To be done: Print all records exactly, leaving nothing out.

[Items from a data source]
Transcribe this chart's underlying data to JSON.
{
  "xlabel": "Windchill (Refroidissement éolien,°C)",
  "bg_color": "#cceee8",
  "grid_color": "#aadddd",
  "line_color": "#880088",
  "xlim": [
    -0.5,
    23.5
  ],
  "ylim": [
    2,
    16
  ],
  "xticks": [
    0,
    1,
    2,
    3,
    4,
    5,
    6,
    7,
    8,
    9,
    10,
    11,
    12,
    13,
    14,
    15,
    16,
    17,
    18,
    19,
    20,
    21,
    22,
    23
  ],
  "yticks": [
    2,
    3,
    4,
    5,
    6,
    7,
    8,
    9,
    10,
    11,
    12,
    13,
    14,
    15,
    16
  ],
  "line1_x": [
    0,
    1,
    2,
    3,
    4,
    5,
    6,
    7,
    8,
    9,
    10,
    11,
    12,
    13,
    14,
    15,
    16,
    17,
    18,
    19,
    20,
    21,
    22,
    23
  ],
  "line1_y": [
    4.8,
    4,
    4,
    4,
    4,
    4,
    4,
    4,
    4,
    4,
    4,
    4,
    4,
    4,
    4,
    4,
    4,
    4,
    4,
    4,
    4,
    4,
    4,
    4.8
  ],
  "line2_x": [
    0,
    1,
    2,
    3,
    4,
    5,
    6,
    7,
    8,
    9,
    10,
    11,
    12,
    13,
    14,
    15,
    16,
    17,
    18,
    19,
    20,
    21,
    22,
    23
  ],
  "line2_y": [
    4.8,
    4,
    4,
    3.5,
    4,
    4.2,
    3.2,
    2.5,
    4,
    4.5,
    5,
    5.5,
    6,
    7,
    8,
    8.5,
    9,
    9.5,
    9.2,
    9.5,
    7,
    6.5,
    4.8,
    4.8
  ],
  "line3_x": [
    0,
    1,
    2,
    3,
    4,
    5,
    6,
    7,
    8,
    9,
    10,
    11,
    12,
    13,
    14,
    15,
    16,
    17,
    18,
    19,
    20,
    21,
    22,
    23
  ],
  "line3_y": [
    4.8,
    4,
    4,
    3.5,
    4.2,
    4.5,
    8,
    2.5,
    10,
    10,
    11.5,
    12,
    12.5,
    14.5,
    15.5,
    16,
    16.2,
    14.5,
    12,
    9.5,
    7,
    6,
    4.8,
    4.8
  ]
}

Solution:
Transcribe this chart's underlying data to JSON.
{
  "xlabel": "Windchill (Refroidissement éolien,°C)",
  "bg_color": "#cceee8",
  "grid_color": "#aadddd",
  "line_color": "#880088",
  "xlim": [
    -0.5,
    23.5
  ],
  "ylim": [
    2,
    16
  ],
  "xticks": [
    0,
    1,
    2,
    3,
    4,
    5,
    6,
    7,
    8,
    9,
    10,
    11,
    12,
    13,
    14,
    15,
    16,
    17,
    18,
    19,
    20,
    21,
    22,
    23
  ],
  "yticks": [
    2,
    3,
    4,
    5,
    6,
    7,
    8,
    9,
    10,
    11,
    12,
    13,
    14,
    15,
    16
  ],
  "line1_x": [
    0,
    1,
    2,
    3,
    4,
    5,
    6,
    7,
    8,
    9,
    10,
    11,
    12,
    13,
    14,
    15,
    16,
    17,
    18,
    19,
    20,
    21,
    22,
    23
  ],
  "line1_y": [
    4.8,
    4,
    4,
    4,
    4,
    4,
    4,
    4,
    4,
    4,
    4,
    4,
    4,
    4,
    4,
    4,
    4,
    4,
    4,
    4,
    4,
    4,
    4,
    4.8
  ],
  "line2_x": [
    0,
    1,
    2,
    3,
    4,
    5,
    6,
    7,
    8,
    9,
    10,
    11,
    12,
    13,
    14,
    15,
    16,
    17,
    18,
    19,
    20,
    21,
    22,
    23
  ],
  "line2_y": [
    4.8,
    4,
    4,
    3.5,
    4,
    4.2,
    3.2,
    2.5,
    4,
    4.5,
    5,
    5.5,
    6,
    7,
    8,
    8.5,
    9,
    9.5,
    9.2,
    9.5,
    7,
    6.5,
    4.8,
    4.8
  ],
  "line3_x": [
    0,
    1,
    2,
    3,
    4,
    5,
    6,
    7,
    8,
    9,
    10,
    11,
    12,
    13,
    14,
    15,
    16,
    17,
    18,
    19,
    20,
    21,
    22,
    23
  ],
  "line3_y": [
    4.8,
    4,
    4,
    3.5,
    4.2,
    4.5,
    8,
    2.5,
    10,
    10,
    11.5,
    12,
    12.5,
    14.5,
    15.5,
    16,
    16.2,
    14.5,
    12,
    9.5,
    7,
    6,
    4.8,
    4.8
  ]
}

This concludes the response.